What you should do
Copy out every line in which the string "JSON" occurs.

━━ Records for processing

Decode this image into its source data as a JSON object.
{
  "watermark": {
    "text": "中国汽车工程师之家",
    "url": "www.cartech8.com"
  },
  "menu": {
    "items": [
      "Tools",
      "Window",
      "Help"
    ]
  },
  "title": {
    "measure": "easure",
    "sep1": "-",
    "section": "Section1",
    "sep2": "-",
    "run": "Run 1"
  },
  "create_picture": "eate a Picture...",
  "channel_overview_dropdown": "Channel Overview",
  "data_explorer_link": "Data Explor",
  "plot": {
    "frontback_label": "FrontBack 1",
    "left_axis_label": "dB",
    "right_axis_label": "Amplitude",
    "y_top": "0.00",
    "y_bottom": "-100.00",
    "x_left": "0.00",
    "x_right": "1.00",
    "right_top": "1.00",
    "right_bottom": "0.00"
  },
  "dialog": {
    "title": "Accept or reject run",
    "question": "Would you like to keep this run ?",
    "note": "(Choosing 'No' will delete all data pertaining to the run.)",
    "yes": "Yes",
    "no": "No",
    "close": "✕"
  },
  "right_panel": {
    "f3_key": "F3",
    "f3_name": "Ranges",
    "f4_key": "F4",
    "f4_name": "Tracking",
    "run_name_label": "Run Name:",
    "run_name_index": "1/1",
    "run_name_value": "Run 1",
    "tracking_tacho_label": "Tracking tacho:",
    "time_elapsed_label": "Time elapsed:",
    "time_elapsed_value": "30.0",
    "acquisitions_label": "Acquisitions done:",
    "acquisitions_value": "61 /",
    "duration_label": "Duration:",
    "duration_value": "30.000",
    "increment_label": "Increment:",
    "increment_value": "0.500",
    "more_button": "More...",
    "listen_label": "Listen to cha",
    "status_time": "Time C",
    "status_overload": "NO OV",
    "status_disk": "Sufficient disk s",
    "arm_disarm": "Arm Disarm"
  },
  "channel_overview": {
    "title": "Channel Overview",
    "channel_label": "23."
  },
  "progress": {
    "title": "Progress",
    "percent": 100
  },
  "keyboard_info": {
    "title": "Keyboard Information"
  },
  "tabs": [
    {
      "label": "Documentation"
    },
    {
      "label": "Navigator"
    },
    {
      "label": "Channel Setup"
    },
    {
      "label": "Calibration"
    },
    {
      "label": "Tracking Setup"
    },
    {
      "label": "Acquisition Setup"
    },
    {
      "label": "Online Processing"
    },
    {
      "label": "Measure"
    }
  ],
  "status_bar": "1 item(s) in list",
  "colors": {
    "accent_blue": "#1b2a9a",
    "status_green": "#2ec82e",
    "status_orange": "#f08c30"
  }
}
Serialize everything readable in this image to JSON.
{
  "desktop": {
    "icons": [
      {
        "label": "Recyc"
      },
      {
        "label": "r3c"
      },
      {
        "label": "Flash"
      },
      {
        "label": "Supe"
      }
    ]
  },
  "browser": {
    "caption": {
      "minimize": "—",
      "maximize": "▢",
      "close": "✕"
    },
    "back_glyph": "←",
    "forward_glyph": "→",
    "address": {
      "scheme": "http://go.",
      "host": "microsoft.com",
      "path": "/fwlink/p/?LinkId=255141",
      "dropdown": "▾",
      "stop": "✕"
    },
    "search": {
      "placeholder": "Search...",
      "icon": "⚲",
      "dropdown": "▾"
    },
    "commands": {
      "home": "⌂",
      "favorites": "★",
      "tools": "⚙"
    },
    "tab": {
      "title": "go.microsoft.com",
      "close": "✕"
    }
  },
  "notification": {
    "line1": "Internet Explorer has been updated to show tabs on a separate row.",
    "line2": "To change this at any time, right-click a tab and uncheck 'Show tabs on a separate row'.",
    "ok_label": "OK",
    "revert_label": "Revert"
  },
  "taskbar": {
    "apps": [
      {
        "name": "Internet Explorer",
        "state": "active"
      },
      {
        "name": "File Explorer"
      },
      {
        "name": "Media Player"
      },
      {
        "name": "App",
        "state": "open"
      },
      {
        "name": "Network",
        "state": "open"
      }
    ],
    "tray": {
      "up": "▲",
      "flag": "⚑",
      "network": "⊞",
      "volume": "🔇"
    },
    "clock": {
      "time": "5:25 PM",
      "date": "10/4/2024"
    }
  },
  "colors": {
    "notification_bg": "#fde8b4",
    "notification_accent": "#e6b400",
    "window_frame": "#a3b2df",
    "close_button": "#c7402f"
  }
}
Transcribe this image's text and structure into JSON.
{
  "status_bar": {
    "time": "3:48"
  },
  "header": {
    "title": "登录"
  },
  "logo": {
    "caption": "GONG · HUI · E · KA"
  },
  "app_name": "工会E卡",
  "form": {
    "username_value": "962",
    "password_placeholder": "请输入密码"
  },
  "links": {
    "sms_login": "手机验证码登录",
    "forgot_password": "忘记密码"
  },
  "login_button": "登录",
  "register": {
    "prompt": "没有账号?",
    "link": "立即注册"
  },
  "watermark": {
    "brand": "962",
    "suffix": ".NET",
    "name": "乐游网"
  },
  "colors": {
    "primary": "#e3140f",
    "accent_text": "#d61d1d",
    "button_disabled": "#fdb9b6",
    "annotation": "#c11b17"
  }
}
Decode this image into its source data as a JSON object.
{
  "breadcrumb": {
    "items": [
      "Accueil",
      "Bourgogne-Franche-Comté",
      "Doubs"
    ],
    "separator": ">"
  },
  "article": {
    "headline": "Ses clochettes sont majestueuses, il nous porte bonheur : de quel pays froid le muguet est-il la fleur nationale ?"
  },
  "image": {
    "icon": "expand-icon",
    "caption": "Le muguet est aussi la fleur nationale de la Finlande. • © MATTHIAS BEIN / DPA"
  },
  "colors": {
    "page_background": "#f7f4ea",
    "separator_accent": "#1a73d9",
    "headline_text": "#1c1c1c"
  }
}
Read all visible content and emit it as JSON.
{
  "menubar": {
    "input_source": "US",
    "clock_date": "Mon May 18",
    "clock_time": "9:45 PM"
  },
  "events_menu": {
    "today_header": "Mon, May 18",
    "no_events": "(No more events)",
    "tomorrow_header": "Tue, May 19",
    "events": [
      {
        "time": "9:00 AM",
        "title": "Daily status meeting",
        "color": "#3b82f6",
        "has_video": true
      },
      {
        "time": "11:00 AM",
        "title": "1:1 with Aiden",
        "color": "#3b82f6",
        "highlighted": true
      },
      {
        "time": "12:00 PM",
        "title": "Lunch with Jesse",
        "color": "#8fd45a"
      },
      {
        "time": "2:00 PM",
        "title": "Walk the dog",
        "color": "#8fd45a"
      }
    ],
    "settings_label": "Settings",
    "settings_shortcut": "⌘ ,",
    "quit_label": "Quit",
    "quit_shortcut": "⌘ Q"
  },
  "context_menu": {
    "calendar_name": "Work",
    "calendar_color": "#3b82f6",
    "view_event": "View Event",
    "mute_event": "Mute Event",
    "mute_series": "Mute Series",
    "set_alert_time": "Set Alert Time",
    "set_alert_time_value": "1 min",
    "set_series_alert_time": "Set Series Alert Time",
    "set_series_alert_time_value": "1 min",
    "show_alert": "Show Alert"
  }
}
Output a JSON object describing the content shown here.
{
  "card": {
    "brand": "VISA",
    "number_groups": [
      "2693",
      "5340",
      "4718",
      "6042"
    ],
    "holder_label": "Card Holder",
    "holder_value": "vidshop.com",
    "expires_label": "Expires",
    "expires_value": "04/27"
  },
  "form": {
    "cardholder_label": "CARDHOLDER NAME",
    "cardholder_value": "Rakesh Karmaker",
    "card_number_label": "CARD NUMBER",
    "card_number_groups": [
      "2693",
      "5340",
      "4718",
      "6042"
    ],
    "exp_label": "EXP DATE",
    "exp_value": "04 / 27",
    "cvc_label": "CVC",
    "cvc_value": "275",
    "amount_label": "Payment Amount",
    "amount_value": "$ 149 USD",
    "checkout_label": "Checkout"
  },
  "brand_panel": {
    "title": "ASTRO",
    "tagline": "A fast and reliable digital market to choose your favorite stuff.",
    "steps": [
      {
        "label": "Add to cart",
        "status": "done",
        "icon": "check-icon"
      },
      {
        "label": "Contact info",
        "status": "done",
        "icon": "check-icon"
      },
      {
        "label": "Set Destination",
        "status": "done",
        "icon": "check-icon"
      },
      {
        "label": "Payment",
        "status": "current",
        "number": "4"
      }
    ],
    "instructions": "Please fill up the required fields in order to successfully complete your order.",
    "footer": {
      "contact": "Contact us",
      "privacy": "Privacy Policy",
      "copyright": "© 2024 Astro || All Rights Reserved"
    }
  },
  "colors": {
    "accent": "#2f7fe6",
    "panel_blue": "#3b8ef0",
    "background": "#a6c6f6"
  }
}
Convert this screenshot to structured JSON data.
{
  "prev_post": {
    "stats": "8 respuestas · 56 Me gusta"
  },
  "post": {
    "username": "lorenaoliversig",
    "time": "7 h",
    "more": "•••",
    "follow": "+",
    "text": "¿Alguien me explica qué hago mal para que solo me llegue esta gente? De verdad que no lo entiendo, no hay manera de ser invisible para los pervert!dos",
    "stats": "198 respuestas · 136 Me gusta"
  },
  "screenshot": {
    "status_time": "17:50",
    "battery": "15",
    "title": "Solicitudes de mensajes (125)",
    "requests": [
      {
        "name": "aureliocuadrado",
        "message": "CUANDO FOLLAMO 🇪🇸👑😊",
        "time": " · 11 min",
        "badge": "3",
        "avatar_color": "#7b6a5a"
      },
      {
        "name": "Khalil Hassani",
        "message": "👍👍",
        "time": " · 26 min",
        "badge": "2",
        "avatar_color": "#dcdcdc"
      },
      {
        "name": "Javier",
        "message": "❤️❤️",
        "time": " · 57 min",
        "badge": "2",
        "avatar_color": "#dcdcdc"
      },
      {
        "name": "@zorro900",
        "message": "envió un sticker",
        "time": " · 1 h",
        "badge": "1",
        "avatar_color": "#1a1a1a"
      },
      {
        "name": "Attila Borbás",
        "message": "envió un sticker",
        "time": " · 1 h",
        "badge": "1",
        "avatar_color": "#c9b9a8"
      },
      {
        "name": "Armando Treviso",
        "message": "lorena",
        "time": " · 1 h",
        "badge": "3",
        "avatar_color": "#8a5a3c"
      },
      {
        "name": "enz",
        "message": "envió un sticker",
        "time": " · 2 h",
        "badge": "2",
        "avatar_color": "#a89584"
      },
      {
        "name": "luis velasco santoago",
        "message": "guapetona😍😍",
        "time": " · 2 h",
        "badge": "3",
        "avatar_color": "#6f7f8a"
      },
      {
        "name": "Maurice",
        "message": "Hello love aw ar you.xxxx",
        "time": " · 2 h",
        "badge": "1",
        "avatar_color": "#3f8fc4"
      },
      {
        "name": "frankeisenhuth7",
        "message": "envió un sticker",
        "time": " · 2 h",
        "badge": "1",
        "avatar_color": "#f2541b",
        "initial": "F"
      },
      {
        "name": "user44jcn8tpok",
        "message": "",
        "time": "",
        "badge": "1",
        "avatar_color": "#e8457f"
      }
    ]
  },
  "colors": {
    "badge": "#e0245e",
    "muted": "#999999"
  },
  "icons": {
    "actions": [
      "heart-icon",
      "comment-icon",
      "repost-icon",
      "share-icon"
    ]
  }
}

━━━━

Worked solution
Decode this image into its source data as a JSON object.
Serialize everything readable in this image to JSON.
Transcribe this image's text and structure into JSON.
Decode this image into its source data as a JSON object.
Read all visible content and emit it as JSON.
Output a JSON object describing the content shown here.
Convert this screenshot to structured JSON data.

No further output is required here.